* SOURCE *
Let’s introducte another variable:
A frame is either a new frame, meaning the player hasn’t thrown her first roll yet, or an open frame, meaning the player has already thrown one roll. We can consider that when the value of the
FRAME variable is 0, then it is a new frame, an open frame otherwise:
: OPEN-FRAME? ( -- ? ) FRAME @ ; : NEW-FRAME? ( -- ? ) OPEN-FRAME? 0= ;
The player “closes” the frame when she delivers a strike at first roll, or delivers the second roll. Marking the frame as closed can be done by setting the frame state to zero, and advancing the frame count.
: CLOSE-FRAME \ close frame and increment frame count 0 FRAME ! FRAME#> ;
The player “opens” the frame when the first roll is not a strike. Then the program has to store the value of this roll, and set the frame to open, i.e not zero. This can be done in a single step if we consider the value of the frame to equal the last roll + 1. Since the roll value can be a number from 0 to 9, a frame value between 1 and 10 means the frame is open and the last roll value is this frame value minus 1.

* MATERIAL *
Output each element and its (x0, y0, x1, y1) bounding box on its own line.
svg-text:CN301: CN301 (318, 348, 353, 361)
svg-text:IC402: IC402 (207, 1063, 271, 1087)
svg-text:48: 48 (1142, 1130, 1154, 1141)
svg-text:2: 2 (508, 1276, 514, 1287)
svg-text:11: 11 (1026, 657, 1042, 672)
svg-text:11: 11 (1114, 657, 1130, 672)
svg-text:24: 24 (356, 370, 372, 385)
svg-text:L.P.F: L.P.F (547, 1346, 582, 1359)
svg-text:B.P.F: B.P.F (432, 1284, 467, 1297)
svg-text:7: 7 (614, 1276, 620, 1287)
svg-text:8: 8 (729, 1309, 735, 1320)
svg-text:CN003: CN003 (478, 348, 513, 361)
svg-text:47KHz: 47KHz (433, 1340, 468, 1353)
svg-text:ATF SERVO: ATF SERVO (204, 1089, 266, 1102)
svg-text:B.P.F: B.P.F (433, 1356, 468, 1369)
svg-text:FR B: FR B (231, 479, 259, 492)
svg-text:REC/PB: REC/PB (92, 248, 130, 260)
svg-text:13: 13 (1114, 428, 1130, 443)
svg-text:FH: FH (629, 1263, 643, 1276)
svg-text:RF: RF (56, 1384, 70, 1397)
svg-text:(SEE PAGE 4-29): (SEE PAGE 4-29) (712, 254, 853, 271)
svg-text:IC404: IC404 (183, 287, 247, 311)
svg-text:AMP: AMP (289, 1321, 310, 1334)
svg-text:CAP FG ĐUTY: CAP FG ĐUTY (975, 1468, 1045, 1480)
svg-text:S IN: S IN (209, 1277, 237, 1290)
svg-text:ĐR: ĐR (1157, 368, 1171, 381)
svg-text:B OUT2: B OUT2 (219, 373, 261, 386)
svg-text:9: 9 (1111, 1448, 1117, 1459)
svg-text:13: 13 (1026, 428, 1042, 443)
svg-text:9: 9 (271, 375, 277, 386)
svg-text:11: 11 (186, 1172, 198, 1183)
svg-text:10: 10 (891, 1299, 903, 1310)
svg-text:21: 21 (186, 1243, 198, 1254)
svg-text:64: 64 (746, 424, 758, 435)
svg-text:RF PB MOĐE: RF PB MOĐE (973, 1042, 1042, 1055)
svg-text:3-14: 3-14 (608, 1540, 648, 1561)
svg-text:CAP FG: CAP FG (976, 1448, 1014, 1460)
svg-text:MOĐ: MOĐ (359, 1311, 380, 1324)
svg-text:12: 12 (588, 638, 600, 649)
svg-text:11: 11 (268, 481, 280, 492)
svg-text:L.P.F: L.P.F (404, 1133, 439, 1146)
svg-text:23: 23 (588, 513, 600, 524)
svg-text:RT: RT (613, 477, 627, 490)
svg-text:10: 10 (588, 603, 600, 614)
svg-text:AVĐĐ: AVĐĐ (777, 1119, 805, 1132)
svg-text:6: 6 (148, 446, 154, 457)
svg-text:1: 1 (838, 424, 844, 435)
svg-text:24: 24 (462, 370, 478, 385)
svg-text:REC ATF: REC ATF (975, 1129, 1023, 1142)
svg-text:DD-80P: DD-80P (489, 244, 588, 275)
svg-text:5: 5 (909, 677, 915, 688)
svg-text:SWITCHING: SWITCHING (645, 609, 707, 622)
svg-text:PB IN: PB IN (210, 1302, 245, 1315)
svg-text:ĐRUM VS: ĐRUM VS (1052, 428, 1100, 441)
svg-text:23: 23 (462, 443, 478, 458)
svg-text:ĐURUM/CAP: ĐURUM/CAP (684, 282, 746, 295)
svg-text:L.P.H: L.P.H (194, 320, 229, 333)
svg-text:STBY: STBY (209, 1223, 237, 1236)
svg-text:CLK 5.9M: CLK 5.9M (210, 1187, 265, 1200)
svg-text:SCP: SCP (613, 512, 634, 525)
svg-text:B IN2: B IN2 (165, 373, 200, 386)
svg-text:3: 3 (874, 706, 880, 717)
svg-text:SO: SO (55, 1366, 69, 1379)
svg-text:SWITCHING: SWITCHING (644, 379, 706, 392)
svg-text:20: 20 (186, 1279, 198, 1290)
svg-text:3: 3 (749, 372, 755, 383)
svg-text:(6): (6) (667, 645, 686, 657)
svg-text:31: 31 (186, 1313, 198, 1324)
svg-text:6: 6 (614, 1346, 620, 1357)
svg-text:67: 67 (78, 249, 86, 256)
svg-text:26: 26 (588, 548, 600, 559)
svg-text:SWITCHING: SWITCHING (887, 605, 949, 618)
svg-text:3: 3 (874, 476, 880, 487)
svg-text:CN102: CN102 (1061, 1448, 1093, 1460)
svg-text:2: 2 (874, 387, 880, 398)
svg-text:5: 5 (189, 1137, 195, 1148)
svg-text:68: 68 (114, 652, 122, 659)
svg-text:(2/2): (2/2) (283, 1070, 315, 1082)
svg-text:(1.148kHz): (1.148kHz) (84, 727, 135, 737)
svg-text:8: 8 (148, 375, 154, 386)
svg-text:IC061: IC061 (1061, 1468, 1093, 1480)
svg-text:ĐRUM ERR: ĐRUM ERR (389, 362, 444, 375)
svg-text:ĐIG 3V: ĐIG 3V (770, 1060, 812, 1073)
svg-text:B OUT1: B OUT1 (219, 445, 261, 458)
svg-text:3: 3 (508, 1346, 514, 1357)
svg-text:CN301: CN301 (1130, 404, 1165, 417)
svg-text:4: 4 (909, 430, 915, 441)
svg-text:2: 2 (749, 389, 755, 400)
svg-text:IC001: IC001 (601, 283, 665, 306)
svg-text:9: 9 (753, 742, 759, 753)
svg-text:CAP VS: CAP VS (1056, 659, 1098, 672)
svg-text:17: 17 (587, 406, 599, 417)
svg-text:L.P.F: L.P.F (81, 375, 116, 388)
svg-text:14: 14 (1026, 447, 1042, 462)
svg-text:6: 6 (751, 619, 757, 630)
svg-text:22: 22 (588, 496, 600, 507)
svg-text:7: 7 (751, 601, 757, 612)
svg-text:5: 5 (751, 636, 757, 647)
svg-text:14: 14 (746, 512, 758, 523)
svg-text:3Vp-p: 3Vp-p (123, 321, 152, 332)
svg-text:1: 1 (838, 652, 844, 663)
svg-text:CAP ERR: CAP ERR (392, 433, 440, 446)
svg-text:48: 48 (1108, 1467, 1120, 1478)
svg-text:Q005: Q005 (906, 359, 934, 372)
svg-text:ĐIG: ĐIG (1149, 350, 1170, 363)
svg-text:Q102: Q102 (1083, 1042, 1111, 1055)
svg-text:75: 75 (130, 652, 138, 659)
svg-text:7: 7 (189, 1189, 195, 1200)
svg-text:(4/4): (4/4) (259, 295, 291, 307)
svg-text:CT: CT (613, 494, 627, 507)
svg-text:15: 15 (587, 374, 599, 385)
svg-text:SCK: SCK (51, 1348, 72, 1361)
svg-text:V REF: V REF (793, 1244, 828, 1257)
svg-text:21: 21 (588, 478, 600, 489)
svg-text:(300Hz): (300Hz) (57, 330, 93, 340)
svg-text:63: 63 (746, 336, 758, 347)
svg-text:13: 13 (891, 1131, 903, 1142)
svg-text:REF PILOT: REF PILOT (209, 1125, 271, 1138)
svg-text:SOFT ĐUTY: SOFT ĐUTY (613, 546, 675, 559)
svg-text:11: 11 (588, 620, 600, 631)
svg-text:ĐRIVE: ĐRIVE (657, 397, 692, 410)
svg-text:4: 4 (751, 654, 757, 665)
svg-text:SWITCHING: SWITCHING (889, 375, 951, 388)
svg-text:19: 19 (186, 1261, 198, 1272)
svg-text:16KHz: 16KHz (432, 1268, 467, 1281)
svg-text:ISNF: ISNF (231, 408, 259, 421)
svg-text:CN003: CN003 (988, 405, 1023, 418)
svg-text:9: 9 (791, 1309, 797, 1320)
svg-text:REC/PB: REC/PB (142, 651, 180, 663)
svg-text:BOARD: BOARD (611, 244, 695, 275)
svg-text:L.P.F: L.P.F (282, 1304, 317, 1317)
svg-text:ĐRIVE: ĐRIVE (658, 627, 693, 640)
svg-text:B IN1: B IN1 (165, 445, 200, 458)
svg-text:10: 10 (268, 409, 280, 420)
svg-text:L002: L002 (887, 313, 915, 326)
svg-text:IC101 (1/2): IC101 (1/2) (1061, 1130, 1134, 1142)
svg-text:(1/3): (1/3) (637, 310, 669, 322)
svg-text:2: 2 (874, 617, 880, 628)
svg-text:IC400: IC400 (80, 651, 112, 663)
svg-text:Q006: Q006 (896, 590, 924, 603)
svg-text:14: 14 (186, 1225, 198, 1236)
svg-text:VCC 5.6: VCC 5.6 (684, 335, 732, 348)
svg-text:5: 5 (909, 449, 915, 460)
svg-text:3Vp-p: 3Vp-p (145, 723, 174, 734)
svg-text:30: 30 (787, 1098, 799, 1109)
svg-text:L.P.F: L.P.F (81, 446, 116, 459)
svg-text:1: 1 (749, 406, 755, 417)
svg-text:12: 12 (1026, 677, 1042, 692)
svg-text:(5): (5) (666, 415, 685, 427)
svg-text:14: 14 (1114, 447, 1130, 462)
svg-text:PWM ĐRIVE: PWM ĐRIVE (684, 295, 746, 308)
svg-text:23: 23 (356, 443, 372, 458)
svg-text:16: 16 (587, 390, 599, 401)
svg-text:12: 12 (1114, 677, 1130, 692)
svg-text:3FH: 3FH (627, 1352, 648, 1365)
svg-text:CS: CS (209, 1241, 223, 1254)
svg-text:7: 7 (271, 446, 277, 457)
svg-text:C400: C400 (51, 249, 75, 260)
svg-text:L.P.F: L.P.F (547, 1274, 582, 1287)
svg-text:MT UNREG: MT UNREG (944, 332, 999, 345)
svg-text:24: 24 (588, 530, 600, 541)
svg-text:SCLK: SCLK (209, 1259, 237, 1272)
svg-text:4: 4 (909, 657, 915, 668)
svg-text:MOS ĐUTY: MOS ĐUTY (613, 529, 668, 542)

* PARTS OF THE EXERCISE *
A - Return the passage of the bowling-frame text from "Let’s introducte another" to "the frame count.".
B - According to the bowling-frame text, why does the program set the frame value to the last roll plus 1 when a frame is opened? Answer in one to three sentences.
C - Continue the bowling-frame text after its final sentence.
The entries are separate material and are not part of the bowling-frame text.

* THE RESPONSES *
A -
Let’s introducte another variable:
A frame is either a new frame, meaning the player hasn’t thrown her first roll yet, or an open frame, meaning the player has already thrown one roll. We can consider that when the value of the
FRAME variable is 0, then it is a new frame, an open frame otherwise:
: OPEN-FRAME? ( -- ? ) FRAME @ ; : NEW-FRAME? ( -- ? ) OPEN-FRAME? 0= ;
The player “closes” the frame when she delivers a strike at first roll, or delivers the second roll. Marking the frame as closed can be done by setting the frame state to zero, and advancing the frame count.

B - Adding 1 lets a single step both store the first roll and mark the frame as open. A roll of 0 to 9 yields a frame value of 1 to 10, which is never zero and therefore signals an open frame. The last roll is recovered by subtracting 1 from the frame value.

C -
: OPEN-FRAME ( #pins -- ) \ open frame, saving 1st roll value+1 1+ FRAME ! ; : LAST-ROLL ( -- #pins ) \ retrieve the first roll value FRAME @ 1- ;
Again, we need to initialize the frame state before the game starts.
: START 0 SCORE ! 0 BONUS ! 0 FRAME# ! 0 FRAME ! ;
And now we can try our definitions.
START NEW-FRAME? . ⏎ -1 ok 7 OPEN-FRAME NEW-FRAME? . OPEN-FRAME? . LAST-ROLL . ⏎ 0 -1 7 ok 3 OPEN-FRAME CLOSE-FRAME NEW-FRAME? . ⏎ -1 ok
Checking for Bonus
So far, we have word definitions to collect the bonus, declare a strike or a spare, increment the frame count, and update the frame state. What we need now is a word that will qualify the roll value that has been delivered, implementing the following rules:
We have a strike if the roll is a 10 and we are in a new frame. In that case, add points to the bonus and close the frame.
If the frame is new but we don’t have a strike then open the frame, saving the roll value.
We have a spare if the frame is open and the sum of the rolls in the frame is equal to 10.
If the frame is open, wether we have a spare or not we have to close the frame.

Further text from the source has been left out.